>> begin RECORDS SUPPLIED
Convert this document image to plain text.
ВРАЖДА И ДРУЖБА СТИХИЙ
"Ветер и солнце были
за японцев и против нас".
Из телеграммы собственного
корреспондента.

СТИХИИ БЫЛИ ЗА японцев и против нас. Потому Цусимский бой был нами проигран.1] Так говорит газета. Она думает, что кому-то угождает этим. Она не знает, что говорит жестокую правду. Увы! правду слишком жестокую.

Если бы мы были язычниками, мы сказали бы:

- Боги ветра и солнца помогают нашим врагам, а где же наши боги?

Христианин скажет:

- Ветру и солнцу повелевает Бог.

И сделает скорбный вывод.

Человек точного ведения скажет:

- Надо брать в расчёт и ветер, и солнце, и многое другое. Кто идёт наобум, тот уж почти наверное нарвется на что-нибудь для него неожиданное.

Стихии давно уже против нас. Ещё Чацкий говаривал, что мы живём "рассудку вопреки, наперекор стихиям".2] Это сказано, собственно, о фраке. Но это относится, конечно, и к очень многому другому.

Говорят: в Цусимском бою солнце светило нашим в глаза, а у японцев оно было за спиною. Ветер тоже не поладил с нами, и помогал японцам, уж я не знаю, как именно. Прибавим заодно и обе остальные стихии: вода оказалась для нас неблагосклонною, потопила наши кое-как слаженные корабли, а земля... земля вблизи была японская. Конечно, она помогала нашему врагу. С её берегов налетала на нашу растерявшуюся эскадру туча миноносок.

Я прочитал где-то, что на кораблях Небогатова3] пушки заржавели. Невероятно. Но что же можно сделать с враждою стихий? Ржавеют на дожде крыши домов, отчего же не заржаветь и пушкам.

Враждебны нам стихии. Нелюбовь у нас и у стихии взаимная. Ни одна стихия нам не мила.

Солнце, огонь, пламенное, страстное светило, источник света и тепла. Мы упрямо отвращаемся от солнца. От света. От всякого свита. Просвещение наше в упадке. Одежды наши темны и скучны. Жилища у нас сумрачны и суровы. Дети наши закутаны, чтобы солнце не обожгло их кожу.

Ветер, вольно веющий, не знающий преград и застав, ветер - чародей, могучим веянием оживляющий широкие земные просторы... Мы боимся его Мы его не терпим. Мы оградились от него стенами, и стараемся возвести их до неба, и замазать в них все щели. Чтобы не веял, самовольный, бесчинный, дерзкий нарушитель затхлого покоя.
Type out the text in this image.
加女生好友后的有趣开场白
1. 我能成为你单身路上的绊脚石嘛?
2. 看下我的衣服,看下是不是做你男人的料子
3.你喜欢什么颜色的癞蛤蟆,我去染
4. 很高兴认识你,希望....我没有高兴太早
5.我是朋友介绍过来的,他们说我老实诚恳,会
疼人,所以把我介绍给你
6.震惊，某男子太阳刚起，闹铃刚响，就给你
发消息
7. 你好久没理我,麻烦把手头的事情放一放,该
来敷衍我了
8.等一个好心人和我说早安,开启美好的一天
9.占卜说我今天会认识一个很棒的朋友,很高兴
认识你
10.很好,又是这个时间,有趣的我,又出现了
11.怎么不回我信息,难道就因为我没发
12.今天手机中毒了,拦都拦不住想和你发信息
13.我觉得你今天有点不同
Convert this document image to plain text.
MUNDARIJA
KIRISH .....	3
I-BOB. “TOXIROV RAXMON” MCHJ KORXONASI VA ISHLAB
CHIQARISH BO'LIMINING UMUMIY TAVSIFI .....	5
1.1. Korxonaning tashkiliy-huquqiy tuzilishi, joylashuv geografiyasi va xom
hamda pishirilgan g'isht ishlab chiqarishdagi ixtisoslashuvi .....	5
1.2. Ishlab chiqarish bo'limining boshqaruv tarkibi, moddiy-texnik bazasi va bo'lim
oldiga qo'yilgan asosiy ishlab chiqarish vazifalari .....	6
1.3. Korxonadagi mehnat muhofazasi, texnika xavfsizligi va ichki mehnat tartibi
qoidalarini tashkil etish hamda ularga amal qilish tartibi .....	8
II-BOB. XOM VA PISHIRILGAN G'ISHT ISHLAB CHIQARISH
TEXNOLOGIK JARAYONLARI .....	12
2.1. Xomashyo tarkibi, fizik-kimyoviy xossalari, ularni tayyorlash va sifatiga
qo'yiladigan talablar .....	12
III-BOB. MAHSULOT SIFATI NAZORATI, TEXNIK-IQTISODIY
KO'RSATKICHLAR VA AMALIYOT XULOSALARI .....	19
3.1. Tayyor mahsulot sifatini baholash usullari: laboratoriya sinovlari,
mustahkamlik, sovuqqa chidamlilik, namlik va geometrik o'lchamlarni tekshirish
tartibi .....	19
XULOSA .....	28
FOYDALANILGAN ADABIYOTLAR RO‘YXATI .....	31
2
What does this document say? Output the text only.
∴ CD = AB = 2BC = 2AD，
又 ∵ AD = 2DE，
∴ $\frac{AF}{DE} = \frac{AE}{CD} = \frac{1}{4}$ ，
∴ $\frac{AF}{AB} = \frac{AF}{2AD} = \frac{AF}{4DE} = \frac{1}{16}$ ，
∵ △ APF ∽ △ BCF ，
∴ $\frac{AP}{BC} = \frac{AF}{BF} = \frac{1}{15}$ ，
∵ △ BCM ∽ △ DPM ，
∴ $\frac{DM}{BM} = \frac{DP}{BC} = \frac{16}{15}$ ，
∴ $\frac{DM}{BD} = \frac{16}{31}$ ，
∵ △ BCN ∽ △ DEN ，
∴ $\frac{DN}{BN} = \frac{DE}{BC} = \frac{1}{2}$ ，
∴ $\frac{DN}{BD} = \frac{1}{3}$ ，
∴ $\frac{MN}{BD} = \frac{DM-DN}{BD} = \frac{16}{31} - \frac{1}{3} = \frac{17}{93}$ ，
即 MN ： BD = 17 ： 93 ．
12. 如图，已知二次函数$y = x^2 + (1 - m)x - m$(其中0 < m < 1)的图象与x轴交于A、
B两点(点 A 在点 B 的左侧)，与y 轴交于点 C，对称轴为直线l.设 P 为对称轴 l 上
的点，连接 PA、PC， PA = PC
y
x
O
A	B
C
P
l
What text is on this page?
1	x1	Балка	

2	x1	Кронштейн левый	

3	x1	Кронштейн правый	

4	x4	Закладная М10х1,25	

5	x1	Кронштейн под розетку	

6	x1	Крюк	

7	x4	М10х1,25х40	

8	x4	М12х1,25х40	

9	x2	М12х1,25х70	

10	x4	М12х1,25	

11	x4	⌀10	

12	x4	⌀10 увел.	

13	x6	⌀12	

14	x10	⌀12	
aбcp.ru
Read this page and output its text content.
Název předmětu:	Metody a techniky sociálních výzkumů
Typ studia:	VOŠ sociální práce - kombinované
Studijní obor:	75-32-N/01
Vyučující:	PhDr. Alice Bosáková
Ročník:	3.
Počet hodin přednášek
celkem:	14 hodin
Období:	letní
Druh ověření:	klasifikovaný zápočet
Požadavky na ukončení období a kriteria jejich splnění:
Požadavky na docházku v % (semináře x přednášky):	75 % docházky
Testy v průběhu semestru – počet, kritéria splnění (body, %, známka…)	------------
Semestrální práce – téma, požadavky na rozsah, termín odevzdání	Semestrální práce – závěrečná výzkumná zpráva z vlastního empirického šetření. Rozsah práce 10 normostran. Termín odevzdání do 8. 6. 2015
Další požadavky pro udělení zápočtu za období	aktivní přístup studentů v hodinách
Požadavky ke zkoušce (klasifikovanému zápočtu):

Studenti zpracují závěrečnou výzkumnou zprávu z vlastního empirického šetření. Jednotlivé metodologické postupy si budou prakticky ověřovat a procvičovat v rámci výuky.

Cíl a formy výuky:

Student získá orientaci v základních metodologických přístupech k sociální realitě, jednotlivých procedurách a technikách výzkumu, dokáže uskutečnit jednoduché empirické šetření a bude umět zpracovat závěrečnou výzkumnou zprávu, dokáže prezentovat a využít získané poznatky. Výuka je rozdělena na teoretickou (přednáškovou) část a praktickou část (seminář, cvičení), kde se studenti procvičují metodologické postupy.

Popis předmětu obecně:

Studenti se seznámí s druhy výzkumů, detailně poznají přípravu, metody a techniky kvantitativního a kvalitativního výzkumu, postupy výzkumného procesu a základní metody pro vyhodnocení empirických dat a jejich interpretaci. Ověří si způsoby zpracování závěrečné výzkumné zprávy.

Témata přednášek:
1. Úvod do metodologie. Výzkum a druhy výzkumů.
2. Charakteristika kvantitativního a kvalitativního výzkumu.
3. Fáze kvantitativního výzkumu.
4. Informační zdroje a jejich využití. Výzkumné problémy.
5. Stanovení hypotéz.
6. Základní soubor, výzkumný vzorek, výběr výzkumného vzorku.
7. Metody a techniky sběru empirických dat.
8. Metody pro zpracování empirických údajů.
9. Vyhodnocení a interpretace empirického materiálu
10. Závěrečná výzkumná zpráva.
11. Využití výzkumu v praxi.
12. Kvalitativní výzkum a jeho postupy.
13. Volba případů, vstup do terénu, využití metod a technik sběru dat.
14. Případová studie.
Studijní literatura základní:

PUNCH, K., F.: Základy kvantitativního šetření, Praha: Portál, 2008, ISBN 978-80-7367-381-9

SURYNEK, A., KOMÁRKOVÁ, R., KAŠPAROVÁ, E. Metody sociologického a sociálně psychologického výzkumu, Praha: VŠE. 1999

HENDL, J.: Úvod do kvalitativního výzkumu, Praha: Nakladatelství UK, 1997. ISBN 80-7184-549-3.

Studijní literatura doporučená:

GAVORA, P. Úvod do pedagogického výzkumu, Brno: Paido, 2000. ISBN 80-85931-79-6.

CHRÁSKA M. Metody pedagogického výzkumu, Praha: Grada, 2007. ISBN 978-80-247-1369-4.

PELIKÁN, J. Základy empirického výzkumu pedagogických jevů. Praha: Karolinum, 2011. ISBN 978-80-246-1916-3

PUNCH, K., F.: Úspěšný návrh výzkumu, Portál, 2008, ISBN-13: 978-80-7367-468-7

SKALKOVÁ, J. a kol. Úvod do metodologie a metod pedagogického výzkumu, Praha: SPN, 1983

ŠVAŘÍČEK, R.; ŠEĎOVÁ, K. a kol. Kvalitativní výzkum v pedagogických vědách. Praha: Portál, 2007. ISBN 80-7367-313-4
>> end RECORDS SUPPLIED
Where a line of the data holds "výzkumnou", show that line.

Studenti zpracují závěrečnou výzkumnou zprávu z vlastního empirického šetření. Jednotlivé metodologické postupy si budou prakticky ověřovat a procvičovat v rámci výuky.
Student získá orientaci v základních metodologických přístupech k sociální realitě, jednotlivých procedurách a technikách výzkumu, dokáže uskutečnit jednoduché empirické šetření a bude umět zpracovat závěrečnou výzkumnou zprávu, dokáže prezentovat a využít získané poznatky. Výuka je rozdělena na teoretickou (přednáškovou) část a praktickou část (seminář, cvičení), kde se studenti procvičují metodologické postupy.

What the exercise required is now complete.